Data entries:

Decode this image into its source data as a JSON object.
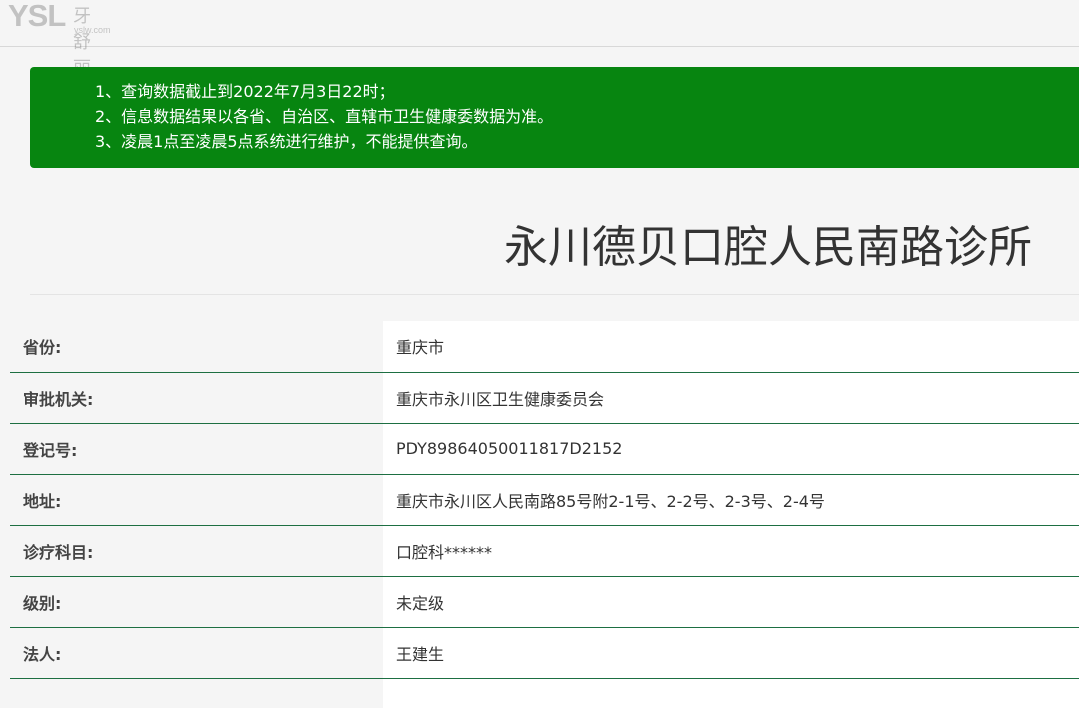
{
  "logo": {
    "brand": "YSL",
    "brand_cn": "牙舒丽",
    "domain": "yslw.com"
  },
  "notice": {
    "lines": [
      "1、查询数据截止到2022年7月3日22时；",
      "2、信息数据结果以各省、自治区、直辖市卫生健康委数据为准。",
      "3、凌晨1点至凌晨5点系统进行维护，不能提供查询。"
    ],
    "background_color": "#078510"
  },
  "clinic": {
    "name": "永川德贝口腔人民南路诊所"
  },
  "info_rows": [
    {
      "label": "省份:",
      "value": "重庆市"
    },
    {
      "label": "审批机关:",
      "value": "重庆市永川区卫生健康委员会"
    },
    {
      "label": "登记号:",
      "value": "PDY89864050011817D2152"
    },
    {
      "label": "地址:",
      "value": "重庆市永川区人民南路85号附2-1号、2-2号、2-3号、2-4号"
    },
    {
      "label": "诊疗科目:",
      "value": "口腔科******"
    },
    {
      "label": "级别:",
      "value": "未定级"
    },
    {
      "label": "法人:",
      "value": "王建生"
    }
  ]
}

> **Problem**
Copy out every line of the listing that contains the string "value".

> **Exercise output**
      "value": "重庆市"
      "value": "重庆市永川区卫生健康委员会"
      "value": "PDY89864050011817D2152"
      "value": "重庆市永川区人民南路85号附2-1号、2-2号、2-3号、2-4号"
      "value": "口腔科******"
      "value": "未定级"
      "value": "王建生"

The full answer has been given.